■ Exercise goal: Using the data below, copy each line that includes the word "JSON".

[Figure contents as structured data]
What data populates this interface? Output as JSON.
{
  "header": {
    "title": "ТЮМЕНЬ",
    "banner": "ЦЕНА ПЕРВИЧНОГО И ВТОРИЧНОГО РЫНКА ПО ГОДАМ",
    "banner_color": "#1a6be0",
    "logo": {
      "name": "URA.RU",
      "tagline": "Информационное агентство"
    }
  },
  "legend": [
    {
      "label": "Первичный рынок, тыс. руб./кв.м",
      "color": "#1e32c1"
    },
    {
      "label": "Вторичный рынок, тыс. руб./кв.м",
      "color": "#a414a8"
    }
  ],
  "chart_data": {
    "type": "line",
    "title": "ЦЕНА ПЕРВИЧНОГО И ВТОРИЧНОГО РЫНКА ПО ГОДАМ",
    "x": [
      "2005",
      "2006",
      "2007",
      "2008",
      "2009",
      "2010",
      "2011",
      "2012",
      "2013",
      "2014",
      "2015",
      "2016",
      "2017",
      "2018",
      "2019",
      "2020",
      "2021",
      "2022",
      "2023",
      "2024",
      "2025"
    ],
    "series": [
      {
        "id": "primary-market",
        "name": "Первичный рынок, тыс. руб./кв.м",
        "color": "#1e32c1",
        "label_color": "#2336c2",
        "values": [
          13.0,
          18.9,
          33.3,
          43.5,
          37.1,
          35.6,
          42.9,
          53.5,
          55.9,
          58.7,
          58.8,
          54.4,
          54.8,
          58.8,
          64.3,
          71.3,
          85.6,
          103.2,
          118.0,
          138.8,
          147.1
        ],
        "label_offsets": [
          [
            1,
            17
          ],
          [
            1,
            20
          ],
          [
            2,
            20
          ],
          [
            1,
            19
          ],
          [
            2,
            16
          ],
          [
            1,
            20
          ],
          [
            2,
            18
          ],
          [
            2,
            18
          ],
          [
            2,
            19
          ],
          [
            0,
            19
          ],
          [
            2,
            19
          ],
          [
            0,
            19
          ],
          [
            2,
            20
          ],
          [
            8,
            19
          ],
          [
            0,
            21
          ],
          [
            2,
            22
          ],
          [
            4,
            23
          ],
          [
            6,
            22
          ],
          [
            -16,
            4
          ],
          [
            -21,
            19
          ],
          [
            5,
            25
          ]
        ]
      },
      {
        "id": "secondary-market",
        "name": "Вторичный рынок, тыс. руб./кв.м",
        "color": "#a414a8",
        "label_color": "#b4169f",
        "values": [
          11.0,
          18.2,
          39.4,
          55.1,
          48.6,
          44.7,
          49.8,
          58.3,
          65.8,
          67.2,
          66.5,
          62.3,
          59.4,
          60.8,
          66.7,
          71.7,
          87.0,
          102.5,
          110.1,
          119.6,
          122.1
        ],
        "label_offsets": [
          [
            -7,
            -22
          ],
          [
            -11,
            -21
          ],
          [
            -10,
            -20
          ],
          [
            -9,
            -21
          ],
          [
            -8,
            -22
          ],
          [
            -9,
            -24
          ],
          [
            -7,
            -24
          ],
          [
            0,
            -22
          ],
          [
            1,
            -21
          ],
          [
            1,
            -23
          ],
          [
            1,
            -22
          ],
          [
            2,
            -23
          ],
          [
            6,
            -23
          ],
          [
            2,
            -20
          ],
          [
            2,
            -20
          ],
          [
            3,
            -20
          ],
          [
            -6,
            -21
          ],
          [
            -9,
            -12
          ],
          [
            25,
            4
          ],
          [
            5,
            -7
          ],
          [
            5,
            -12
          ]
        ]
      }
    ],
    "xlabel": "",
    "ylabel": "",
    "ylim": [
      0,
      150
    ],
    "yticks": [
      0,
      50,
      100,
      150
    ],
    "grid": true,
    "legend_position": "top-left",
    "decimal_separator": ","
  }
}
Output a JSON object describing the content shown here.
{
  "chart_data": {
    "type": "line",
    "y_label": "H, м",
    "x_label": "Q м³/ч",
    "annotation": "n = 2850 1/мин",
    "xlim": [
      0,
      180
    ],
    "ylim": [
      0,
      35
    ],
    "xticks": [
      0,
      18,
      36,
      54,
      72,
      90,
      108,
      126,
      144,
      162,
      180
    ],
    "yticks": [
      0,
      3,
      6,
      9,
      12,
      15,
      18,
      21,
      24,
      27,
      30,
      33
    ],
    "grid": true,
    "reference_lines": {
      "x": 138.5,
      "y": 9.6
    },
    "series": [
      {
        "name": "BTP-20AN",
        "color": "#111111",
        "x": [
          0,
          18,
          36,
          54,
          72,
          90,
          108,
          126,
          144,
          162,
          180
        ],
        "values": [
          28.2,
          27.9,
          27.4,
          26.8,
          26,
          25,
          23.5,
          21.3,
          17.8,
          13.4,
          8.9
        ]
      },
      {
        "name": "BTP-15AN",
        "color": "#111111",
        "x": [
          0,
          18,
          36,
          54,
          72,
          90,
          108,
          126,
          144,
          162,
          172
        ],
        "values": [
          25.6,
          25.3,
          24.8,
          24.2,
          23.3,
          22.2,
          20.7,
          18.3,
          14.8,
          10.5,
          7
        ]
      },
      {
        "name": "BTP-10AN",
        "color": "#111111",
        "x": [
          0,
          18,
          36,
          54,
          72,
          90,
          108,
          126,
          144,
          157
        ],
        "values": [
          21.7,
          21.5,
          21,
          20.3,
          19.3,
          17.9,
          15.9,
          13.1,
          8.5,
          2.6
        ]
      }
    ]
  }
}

■ Written answer:
What data populates this interface? Output as JSON.
Output a JSON object describing the content shown here.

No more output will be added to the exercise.